RECORDS SHOWN:

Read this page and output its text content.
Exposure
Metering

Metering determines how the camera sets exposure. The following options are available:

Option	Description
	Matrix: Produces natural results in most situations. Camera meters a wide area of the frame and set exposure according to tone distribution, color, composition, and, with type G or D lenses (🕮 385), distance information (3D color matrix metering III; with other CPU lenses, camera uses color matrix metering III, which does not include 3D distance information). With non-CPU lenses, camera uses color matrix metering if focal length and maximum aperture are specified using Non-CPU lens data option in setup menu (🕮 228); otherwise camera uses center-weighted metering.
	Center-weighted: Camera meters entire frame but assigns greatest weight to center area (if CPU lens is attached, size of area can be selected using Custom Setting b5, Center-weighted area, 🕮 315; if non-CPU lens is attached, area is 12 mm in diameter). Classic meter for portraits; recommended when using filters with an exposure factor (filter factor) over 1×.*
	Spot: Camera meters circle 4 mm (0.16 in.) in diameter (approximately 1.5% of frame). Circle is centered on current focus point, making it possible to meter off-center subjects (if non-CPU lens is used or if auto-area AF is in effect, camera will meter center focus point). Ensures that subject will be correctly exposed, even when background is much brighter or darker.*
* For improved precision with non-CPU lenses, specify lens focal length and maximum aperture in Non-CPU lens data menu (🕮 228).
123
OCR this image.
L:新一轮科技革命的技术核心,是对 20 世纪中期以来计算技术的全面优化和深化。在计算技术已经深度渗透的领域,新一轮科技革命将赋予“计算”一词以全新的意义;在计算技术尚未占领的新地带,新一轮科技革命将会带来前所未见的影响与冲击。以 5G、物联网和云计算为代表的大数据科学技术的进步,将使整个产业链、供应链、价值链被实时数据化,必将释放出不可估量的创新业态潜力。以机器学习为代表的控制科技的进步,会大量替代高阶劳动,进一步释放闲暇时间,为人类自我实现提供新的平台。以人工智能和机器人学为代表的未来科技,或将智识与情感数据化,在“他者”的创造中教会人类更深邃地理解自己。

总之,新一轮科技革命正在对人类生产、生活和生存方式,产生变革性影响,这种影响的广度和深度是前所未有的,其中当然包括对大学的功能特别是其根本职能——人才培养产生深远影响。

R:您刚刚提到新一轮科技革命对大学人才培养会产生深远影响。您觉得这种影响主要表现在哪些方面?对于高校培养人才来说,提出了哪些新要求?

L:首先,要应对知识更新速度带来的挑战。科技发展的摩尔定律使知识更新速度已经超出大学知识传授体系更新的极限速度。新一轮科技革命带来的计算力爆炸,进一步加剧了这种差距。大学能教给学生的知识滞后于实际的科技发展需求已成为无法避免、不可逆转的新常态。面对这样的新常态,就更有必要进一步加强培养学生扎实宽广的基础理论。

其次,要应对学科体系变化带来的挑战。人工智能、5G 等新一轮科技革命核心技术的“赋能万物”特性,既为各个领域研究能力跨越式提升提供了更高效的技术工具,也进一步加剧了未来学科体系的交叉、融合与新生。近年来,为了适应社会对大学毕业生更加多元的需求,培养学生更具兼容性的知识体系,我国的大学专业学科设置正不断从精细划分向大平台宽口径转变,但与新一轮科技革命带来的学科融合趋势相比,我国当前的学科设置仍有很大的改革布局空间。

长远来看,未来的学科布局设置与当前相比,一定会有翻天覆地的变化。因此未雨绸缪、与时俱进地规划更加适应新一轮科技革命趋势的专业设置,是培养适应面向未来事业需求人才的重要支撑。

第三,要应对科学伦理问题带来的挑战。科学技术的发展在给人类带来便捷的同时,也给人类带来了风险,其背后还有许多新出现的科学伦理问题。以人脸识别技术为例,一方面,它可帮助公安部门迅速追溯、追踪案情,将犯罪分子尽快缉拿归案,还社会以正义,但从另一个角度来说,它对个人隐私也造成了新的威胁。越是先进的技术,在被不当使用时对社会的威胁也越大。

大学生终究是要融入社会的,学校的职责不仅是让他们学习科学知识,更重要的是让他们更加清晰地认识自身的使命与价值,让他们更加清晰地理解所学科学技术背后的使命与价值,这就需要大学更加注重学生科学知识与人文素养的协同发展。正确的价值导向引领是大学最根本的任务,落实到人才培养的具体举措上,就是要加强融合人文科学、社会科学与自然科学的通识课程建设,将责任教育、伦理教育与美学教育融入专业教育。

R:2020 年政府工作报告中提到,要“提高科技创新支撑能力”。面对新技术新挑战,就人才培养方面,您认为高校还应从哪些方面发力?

TO DO: Every entry must be output again, exactly as written above.

RESPONSE BELOW:
Read this page and output its text content.
Exposure
Metering

Metering determines how the camera sets exposure. The following options are available:

Option	Description
	Matrix: Produces natural results in most situations. Camera meters a wide area of the frame and set exposure according to tone distribution, color, composition, and, with type G or D lenses (🕮 385), distance information (3D color matrix metering III; with other CPU lenses, camera uses color matrix metering III, which does not include 3D distance information). With non-CPU lenses, camera uses color matrix metering if focal length and maximum aperture are specified using Non-CPU lens data option in setup menu (🕮 228); otherwise camera uses center-weighted metering.
	Center-weighted: Camera meters entire frame but assigns greatest weight to center area (if CPU lens is attached, size of area can be selected using Custom Setting b5, Center-weighted area, 🕮 315; if non-CPU lens is attached, area is 12 mm in diameter). Classic meter for portraits; recommended when using filters with an exposure factor (filter factor) over 1×.*
	Spot: Camera meters circle 4 mm (0.16 in.) in diameter (approximately 1.5% of frame). Circle is centered on current focus point, making it possible to meter off-center subjects (if non-CPU lens is used or if auto-area AF is in effect, camera will meter center focus point). Ensures that subject will be correctly exposed, even when background is much brighter or darker.*
* For improved precision with non-CPU lenses, specify lens focal length and maximum aperture in Non-CPU lens data menu (🕮 228).
123
OCR this image.
L:新一轮科技革命的技术核心,是对 20 世纪中期以来计算技术的全面优化和深化。在计算技术已经深度渗透的领域,新一轮科技革命将赋予“计算”一词以全新的意义;在计算技术尚未占领的新地带,新一轮科技革命将会带来前所未见的影响与冲击。以 5G、物联网和云计算为代表的大数据科学技术的进步,将使整个产业链、供应链、价值链被实时数据化,必将释放出不可估量的创新业态潜力。以机器学习为代表的控制科技的进步,会大量替代高阶劳动,进一步释放闲暇时间,为人类自我实现提供新的平台。以人工智能和机器人学为代表的未来科技,或将智识与情感数据化,在“他者”的创造中教会人类更深邃地理解自己。

总之,新一轮科技革命正在对人类生产、生活和生存方式,产生变革性影响,这种影响的广度和深度是前所未有的,其中当然包括对大学的功能特别是其根本职能——人才培养产生深远影响。

R:您刚刚提到新一轮科技革命对大学人才培养会产生深远影响。您觉得这种影响主要表现在哪些方面?对于高校培养人才来说,提出了哪些新要求?

L:首先,要应对知识更新速度带来的挑战。科技发展的摩尔定律使知识更新速度已经超出大学知识传授体系更新的极限速度。新一轮科技革命带来的计算力爆炸,进一步加剧了这种差距。大学能教给学生的知识滞后于实际的科技发展需求已成为无法避免、不可逆转的新常态。面对这样的新常态,就更有必要进一步加强培养学生扎实宽广的基础理论。

其次,要应对学科体系变化带来的挑战。人工智能、5G 等新一轮科技革命核心技术的“赋能万物”特性,既为各个领域研究能力跨越式提升提供了更高效的技术工具,也进一步加剧了未来学科体系的交叉、融合与新生。近年来,为了适应社会对大学毕业生更加多元的需求,培养学生更具兼容性的知识体系,我国的大学专业学科设置正不断从精细划分向大平台宽口径转变,但与新一轮科技革命带来的学科融合趋势相比,我国当前的学科设置仍有很大的改革布局空间。

长远来看,未来的学科布局设置与当前相比,一定会有翻天覆地的变化。因此未雨绸缪、与时俱进地规划更加适应新一轮科技革命趋势的专业设置,是培养适应面向未来事业需求人才的重要支撑。

第三,要应对科学伦理问题带来的挑战。科学技术的发展在给人类带来便捷的同时,也给人类带来了风险,其背后还有许多新出现的科学伦理问题。以人脸识别技术为例,一方面,它可帮助公安部门迅速追溯、追踪案情,将犯罪分子尽快缉拿归案,还社会以正义,但从另一个角度来说,它对个人隐私也造成了新的威胁。越是先进的技术,在被不当使用时对社会的威胁也越大。

大学生终究是要融入社会的,学校的职责不仅是让他们学习科学知识,更重要的是让他们更加清晰地认识自身的使命与价值,让他们更加清晰地理解所学科学技术背后的使命与价值,这就需要大学更加注重学生科学知识与人文素养的协同发展。正确的价值导向引领是大学最根本的任务,落实到人才培养的具体举措上,就是要加强融合人文科学、社会科学与自然科学的通识课程建设,将责任教育、伦理教育与美学教育融入专业教育。

R:2020 年政府工作报告中提到,要“提高科技创新支撑能力”。面对新技术新挑战,就人才培养方面,您认为高校还应从哪些方面发力?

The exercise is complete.